## [What needs to be done]
Within the material below, find each line bearing the word "that" and present it.

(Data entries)
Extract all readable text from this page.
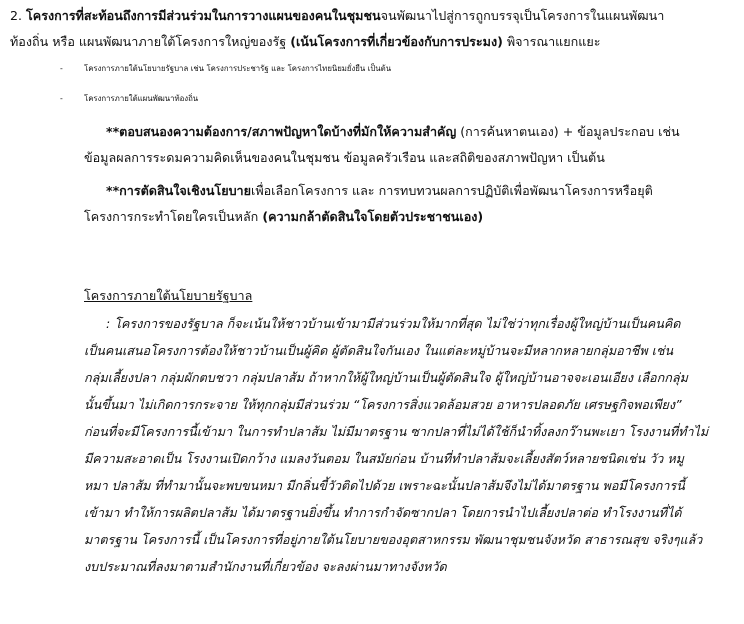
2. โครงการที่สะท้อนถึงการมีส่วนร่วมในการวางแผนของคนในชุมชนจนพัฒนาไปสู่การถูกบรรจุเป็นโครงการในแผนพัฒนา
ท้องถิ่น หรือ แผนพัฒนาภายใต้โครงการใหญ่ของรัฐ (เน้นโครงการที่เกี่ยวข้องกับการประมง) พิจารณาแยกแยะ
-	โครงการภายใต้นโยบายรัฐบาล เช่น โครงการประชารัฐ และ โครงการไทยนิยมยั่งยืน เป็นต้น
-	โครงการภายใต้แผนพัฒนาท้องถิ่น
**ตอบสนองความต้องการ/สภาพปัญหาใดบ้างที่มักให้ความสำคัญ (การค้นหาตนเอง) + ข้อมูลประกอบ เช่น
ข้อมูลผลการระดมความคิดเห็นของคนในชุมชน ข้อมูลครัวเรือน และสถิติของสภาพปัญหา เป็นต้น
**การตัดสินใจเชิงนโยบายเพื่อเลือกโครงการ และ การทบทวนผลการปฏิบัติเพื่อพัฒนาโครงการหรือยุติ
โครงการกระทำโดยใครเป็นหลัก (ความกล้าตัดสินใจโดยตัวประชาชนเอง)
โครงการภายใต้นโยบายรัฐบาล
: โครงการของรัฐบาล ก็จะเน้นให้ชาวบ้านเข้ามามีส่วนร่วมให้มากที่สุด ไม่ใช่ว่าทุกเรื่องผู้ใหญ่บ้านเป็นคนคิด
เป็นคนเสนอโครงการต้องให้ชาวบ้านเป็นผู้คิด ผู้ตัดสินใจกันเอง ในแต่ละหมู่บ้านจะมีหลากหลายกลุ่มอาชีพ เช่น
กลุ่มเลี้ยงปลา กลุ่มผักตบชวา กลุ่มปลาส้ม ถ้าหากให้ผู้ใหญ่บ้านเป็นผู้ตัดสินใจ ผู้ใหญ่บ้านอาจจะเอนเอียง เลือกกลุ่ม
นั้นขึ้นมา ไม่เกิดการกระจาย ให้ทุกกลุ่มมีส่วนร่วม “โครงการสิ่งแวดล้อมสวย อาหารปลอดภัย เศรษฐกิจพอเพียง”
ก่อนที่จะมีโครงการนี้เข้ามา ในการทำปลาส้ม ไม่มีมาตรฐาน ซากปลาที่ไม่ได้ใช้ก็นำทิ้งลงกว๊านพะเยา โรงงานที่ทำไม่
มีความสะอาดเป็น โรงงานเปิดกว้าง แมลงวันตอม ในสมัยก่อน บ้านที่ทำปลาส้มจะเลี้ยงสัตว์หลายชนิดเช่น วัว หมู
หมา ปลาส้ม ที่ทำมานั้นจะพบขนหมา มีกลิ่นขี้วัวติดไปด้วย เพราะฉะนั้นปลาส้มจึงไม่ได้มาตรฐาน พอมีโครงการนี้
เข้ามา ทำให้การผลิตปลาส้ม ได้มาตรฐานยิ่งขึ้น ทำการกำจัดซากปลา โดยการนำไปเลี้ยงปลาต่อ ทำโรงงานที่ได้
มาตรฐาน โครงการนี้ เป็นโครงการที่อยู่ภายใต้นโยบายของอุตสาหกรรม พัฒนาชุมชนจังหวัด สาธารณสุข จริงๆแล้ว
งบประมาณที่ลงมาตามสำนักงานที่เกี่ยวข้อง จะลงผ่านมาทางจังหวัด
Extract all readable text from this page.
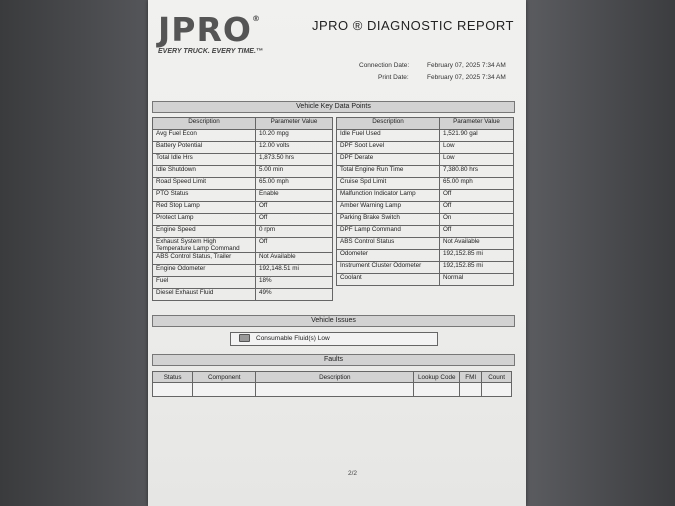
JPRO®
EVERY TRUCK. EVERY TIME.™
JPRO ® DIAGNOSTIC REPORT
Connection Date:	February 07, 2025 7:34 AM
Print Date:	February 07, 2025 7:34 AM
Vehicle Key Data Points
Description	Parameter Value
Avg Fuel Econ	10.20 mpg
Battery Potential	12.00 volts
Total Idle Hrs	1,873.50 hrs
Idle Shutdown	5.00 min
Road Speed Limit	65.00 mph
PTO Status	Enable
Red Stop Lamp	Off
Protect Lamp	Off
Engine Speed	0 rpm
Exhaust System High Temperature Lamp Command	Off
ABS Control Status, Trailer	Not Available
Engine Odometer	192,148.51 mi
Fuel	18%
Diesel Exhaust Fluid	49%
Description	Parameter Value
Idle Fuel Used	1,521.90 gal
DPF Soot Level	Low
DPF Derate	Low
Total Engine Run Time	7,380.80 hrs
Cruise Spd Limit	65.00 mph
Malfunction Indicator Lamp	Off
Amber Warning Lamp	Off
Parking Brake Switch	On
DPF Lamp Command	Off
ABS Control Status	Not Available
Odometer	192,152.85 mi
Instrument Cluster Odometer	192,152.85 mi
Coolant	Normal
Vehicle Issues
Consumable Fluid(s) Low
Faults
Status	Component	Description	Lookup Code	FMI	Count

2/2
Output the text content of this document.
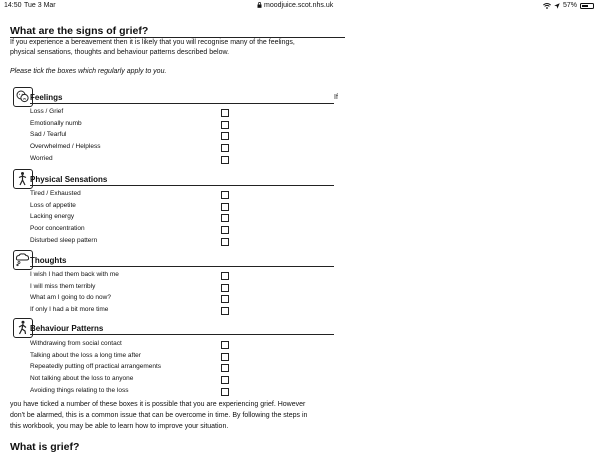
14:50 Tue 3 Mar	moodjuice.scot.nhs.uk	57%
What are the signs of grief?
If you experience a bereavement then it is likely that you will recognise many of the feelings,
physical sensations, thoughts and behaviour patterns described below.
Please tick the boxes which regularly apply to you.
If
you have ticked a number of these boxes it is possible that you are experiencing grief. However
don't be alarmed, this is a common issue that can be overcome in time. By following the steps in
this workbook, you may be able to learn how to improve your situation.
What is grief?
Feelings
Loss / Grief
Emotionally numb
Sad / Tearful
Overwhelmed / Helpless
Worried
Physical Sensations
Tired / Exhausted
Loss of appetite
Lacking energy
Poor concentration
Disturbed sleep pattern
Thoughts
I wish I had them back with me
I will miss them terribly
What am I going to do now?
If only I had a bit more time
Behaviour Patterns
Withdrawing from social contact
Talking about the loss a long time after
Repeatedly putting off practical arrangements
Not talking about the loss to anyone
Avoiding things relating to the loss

...

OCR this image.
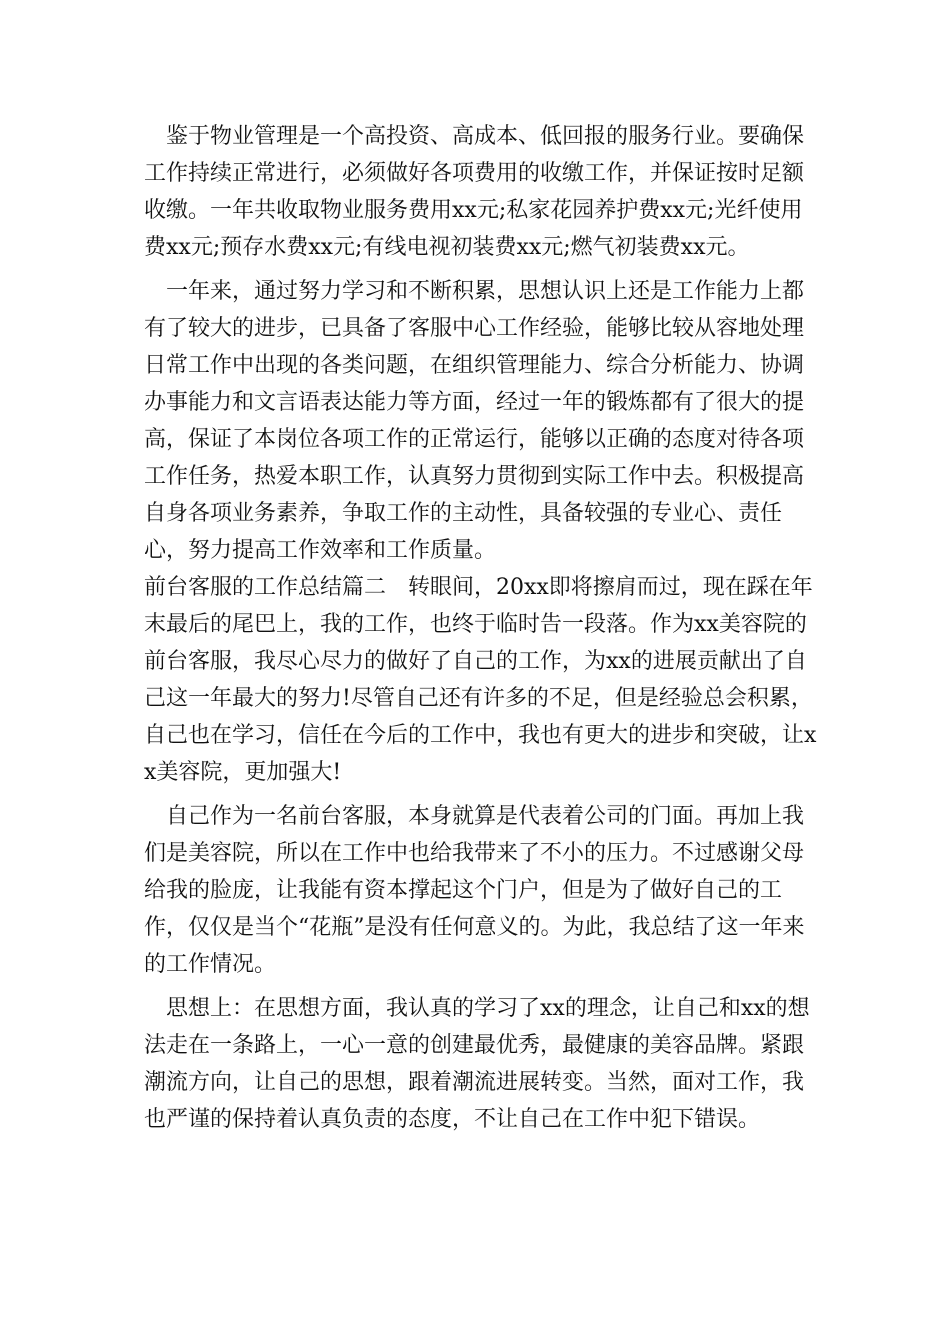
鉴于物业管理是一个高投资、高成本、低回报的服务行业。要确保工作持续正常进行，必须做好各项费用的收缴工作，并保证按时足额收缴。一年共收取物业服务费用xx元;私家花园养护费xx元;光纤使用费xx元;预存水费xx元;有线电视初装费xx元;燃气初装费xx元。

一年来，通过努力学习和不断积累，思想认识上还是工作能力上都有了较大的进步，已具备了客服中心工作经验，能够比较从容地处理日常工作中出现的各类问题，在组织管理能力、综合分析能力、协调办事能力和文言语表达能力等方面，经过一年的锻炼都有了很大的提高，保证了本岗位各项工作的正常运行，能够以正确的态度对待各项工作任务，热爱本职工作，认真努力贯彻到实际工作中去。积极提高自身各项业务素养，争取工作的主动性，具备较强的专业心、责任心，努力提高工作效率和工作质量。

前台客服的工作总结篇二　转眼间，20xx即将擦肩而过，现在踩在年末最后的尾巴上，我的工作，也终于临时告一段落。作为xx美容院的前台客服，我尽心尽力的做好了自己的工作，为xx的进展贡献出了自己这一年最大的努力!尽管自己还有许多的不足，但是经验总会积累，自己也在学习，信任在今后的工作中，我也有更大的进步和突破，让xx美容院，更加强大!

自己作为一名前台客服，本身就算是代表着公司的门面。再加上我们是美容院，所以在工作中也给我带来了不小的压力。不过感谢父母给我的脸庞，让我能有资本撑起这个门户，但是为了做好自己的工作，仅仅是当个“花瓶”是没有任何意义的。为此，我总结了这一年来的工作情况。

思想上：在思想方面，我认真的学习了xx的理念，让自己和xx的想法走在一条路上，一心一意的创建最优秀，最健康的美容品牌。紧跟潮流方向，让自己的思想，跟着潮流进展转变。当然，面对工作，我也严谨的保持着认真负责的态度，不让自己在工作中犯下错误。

## [Answer]
If you experience a bereavement then it is likely that you will recognise many of the feelings,
you have ticked a number of these boxes it is possible that you are experiencing grief. However
don't be alarmed, this is a common issue that can be overcome in time. By following the steps in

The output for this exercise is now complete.